Set down the whole listing verbatim.

_____

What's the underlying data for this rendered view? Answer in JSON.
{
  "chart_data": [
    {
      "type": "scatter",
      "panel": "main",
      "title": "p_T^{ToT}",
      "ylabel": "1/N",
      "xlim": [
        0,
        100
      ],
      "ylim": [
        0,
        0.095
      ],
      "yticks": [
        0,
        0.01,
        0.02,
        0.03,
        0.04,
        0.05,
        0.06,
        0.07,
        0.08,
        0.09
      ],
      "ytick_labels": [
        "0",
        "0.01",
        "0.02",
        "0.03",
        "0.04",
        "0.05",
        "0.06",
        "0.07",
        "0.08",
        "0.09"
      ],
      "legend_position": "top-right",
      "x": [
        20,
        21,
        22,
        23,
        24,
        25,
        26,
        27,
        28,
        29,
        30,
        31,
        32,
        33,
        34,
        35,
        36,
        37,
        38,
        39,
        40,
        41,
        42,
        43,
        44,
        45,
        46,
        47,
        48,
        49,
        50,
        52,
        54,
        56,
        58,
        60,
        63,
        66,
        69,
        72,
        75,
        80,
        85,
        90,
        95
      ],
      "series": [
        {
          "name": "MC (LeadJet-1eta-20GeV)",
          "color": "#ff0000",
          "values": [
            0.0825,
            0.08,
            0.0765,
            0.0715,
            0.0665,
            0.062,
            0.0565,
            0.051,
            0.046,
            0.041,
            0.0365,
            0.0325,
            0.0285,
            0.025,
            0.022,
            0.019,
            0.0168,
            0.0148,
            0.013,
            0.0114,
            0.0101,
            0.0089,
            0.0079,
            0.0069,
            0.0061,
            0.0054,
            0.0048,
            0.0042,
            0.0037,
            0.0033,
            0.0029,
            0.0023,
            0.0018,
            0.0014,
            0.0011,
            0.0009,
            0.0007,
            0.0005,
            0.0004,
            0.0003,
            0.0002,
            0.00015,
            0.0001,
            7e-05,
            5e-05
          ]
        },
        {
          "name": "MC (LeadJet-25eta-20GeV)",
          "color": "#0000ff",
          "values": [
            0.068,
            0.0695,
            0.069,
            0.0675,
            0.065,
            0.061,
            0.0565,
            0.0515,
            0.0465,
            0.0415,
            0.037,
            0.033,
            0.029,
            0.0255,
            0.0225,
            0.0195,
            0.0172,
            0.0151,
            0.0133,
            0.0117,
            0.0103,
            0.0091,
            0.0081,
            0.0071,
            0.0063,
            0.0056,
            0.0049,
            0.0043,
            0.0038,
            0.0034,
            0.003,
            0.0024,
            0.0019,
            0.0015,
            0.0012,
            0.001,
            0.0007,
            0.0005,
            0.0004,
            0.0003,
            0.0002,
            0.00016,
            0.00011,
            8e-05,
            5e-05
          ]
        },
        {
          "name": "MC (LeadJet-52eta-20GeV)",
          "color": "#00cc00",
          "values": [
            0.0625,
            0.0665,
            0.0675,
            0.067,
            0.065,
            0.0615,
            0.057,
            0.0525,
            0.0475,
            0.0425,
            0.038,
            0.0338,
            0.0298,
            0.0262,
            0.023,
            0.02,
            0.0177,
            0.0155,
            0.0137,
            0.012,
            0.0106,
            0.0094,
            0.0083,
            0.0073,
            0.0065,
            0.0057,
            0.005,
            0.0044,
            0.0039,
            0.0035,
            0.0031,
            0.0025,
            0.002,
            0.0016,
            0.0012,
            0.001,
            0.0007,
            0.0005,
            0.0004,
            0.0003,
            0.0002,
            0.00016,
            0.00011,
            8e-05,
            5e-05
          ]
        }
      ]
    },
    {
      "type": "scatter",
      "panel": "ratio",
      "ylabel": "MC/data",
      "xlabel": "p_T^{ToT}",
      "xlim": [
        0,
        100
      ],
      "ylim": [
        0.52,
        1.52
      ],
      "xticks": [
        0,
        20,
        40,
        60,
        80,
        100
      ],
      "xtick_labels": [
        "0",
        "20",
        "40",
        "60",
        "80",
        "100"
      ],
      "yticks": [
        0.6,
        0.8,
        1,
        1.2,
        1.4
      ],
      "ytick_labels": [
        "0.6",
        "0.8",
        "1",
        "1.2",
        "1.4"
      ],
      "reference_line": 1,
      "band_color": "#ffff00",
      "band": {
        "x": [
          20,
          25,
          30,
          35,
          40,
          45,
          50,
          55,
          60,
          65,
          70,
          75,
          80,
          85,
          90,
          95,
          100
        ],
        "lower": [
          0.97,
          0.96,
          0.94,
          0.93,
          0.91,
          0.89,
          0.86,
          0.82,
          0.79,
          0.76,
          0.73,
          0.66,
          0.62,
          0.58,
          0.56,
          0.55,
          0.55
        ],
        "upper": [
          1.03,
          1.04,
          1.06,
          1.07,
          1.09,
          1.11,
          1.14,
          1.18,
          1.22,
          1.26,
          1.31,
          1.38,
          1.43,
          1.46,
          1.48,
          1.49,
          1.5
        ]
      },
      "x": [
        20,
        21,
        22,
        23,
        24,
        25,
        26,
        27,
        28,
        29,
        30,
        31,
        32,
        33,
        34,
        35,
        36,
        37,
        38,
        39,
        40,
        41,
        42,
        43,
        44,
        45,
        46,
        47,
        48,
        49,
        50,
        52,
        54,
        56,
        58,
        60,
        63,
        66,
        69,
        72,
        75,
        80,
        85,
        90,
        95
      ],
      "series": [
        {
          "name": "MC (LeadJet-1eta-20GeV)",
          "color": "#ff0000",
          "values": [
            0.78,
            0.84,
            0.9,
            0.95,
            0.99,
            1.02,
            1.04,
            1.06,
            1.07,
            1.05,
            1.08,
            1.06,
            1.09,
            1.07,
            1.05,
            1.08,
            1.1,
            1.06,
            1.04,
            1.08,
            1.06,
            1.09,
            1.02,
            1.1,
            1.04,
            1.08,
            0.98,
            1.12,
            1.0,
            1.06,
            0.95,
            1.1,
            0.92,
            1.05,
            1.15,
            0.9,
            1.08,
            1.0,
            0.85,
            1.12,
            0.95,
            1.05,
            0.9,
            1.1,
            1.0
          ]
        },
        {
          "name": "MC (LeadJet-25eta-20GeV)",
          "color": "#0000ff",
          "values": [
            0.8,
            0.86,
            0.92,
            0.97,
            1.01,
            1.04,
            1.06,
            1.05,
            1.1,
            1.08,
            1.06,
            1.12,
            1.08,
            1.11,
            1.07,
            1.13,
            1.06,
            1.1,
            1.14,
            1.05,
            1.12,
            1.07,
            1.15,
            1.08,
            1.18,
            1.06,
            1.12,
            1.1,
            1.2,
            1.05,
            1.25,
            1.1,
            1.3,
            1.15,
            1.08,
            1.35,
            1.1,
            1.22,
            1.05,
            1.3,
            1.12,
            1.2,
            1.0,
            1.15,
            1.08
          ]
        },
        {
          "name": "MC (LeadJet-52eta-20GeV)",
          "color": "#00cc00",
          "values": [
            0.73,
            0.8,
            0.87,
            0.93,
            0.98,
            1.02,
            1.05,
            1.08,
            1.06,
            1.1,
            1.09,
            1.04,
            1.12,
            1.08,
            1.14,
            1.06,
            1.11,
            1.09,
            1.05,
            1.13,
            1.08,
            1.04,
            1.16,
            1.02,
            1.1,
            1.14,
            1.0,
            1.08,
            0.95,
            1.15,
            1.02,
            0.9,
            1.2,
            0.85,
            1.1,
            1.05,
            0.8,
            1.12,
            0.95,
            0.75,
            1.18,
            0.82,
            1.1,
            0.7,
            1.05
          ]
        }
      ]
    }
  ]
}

_____

Reply to the exercise:
What's the underlying data for this rendered view? Answer in JSON.
{
  "chart_data": [
    {
      "type": "scatter",
      "panel": "main",
      "title": "p_T^{ToT}",
      "ylabel": "1/N",
      "xlim": [
        0,
        100
      ],
      "ylim": [
        0,
        0.095
      ],
      "yticks": [
        0,
        0.01,
        0.02,
        0.03,
        0.04,
        0.05,
        0.06,
        0.07,
        0.08,
        0.09
      ],
      "ytick_labels": [
        "0",
        "0.01",
        "0.02",
        "0.03",
        "0.04",
        "0.05",
        "0.06",
        "0.07",
        "0.08",
        "0.09"
      ],
      "legend_position": "top-right",
      "x": [
        20,
        21,
        22,
        23,
        24,
        25,
        26,
        27,
        28,
        29,
        30,
        31,
        32,
        33,
        34,
        35,
        36,
        37,
        38,
        39,
        40,
        41,
        42,
        43,
        44,
        45,
        46,
        47,
        48,
        49,
        50,
        52,
        54,
        56,
        58,
        60,
        63,
        66,
        69,
        72,
        75,
        80,
        85,
        90,
        95
      ],
      "series": [
        {
          "name": "MC (LeadJet-1eta-20GeV)",
          "color": "#ff0000",
          "values": [
            0.0825,
            0.08,
            0.0765,
            0.0715,
            0.0665,
            0.062,
            0.0565,
            0.051,
            0.046,
            0.041,
            0.0365,
            0.0325,
            0.0285,
            0.025,
            0.022,
            0.019,
            0.0168,
            0.0148,
            0.013,
            0.0114,
            0.0101,
            0.0089,
            0.0079,
            0.0069,
            0.0061,
            0.0054,
            0.0048,
            0.0042,
            0.0037,
            0.0033,
            0.0029,
            0.0023,
            0.0018,
            0.0014,
            0.0011,
            0.0009,
            0.0007,
            0.0005,
            0.0004,
            0.0003,
            0.0002,
            0.00015,
            0.0001,
            7e-05,
            5e-05
          ]
        },
        {
          "name": "MC (LeadJet-25eta-20GeV)",
          "color": "#0000ff",
          "values": [
            0.068,
            0.0695,
            0.069,
            0.0675,
            0.065,
            0.061,
            0.0565,
            0.0515,
            0.0465,
            0.0415,
            0.037,
            0.033,
            0.029,
            0.0255,
            0.0225,
            0.0195,
            0.0172,
            0.0151,
            0.0133,
            0.0117,
            0.0103,
            0.0091,
            0.0081,
            0.0071,
            0.0063,
            0.0056,
            0.0049,
            0.0043,
            0.0038,
            0.0034,
            0.003,
            0.0024,
            0.0019,
            0.0015,
            0.0012,
            0.001,
            0.0007,
            0.0005,
            0.0004,
            0.0003,
            0.0002,
            0.00016,
            0.00011,
            8e-05,
            5e-05
          ]
        },
        {
          "name": "MC (LeadJet-52eta-20GeV)",
          "color": "#00cc00",
          "values": [
            0.0625,
            0.0665,
            0.0675,
            0.067,
            0.065,
            0.0615,
            0.057,
            0.0525,
            0.0475,
            0.0425,
            0.038,
            0.0338,
            0.0298,
            0.0262,
            0.023,
            0.02,
            0.0177,
            0.0155,
            0.0137,
            0.012,
            0.0106,
            0.0094,
            0.0083,
            0.0073,
            0.0065,
            0.0057,
            0.005,
            0.0044,
            0.0039,
            0.0035,
            0.0031,
            0.0025,
            0.002,
            0.0016,
            0.0012,
            0.001,
            0.0007,
            0.0005,
            0.0004,
            0.0003,
            0.0002,
            0.00016,
            0.00011,
            8e-05,
            5e-05
          ]
        }
      ]
    },
    {
      "type": "scatter",
      "panel": "ratio",
      "ylabel": "MC/data",
      "xlabel": "p_T^{ToT}",
      "xlim": [
        0,
        100
      ],
      "ylim": [
        0.52,
        1.52
      ],
      "xticks": [
        0,
        20,
        40,
        60,
        80,
        100
      ],
      "xtick_labels": [
        "0",
        "20",
        "40",
        "60",
        "80",
        "100"
      ],
      "yticks": [
        0.6,
        0.8,
        1,
        1.2,
        1.4
      ],
      "ytick_labels": [
        "0.6",
        "0.8",
        "1",
        "1.2",
        "1.4"
      ],
      "reference_line": 1,
      "band_color": "#ffff00",
      "band": {
        "x": [
          20,
          25,
          30,
          35,
          40,
          45,
          50,
          55,
          60,
          65,
          70,
          75,
          80,
          85,
          90,
          95,
          100
        ],
        "lower": [
          0.97,
          0.96,
          0.94,
          0.93,
          0.91,
          0.89,
          0.86,
          0.82,
          0.79,
          0.76,
          0.73,
          0.66,
          0.62,
          0.58,
          0.56,
          0.55,
          0.55
        ],
        "upper": [
          1.03,
          1.04,
          1.06,
          1.07,
          1.09,
          1.11,
          1.14,
          1.18,
          1.22,
          1.26,
          1.31,
          1.38,
          1.43,
          1.46,
          1.48,
          1.49,
          1.5
        ]
      },
      "x": [
        20,
        21,
        22,
        23,
        24,
        25,
        26,
        27,
        28,
        29,
        30,
        31,
        32,
        33,
        34,
        35,
        36,
        37,
        38,
        39,
        40,
        41,
        42,
        43,
        44,
        45,
        46,
        47,
        48,
        49,
        50,
        52,
        54,
        56,
        58,
        60,
        63,
        66,
        69,
        72,
        75,
        80,
        85,
        90,
        95
      ],
      "series": [
        {
          "name": "MC (LeadJet-1eta-20GeV)",
          "color": "#ff0000",
          "values": [
            0.78,
            0.84,
            0.9,
            0.95,
            0.99,
            1.02,
            1.04,
            1.06,
            1.07,
            1.05,
            1.08,
            1.06,
            1.09,
            1.07,
            1.05,
            1.08,
            1.1,
            1.06,
            1.04,
            1.08,
            1.06,
            1.09,
            1.02,
            1.1,
            1.04,
            1.08,
            0.98,
            1.12,
            1.0,
            1.06,
            0.95,
            1.1,
            0.92,
            1.05,
            1.15,
            0.9,
            1.08,
            1.0,
            0.85,
            1.12,
            0.95,
            1.05,
            0.9,
            1.1,
            1.0
          ]
        },
        {
          "name": "MC (LeadJet-25eta-20GeV)",
          "color": "#0000ff",
          "values": [
            0.8,
            0.86,
            0.92,
            0.97,
            1.01,
            1.04,
            1.06,
            1.05,
            1.1,
            1.08,
            1.06,
            1.12,
            1.08,
            1.11,
            1.07,
            1.13,
            1.06,
            1.1,
            1.14,
            1.05,
            1.12,
            1.07,
            1.15,
            1.08,
            1.18,
            1.06,
            1.12,
            1.1,
            1.2,
            1.05,
            1.25,
            1.1,
            1.3,
            1.15,
            1.08,
            1.35,
            1.1,
            1.22,
            1.05,
            1.3,
            1.12,
            1.2,
            1.0,
            1.15,
            1.08
          ]
        },
        {
          "name": "MC (LeadJet-52eta-20GeV)",
          "color": "#00cc00",
          "values": [
            0.73,
            0.8,
            0.87,
            0.93,
            0.98,
            1.02,
            1.05,
            1.08,
            1.06,
            1.1,
            1.09,
            1.04,
            1.12,
            1.08,
            1.14,
            1.06,
            1.11,
            1.09,
            1.05,
            1.13,
            1.08,
            1.04,
            1.16,
            1.02,
            1.1,
            1.14,
            1.0,
            1.08,
            0.95,
            1.15,
            1.02,
            0.9,
            1.2,
            0.85,
            1.1,
            1.05,
            0.8,
            1.12,
            0.95,
            0.75,
            1.18,
            0.82,
            1.1,
            0.7,
            1.05
          ]
        }
      ]
    }
  ]
}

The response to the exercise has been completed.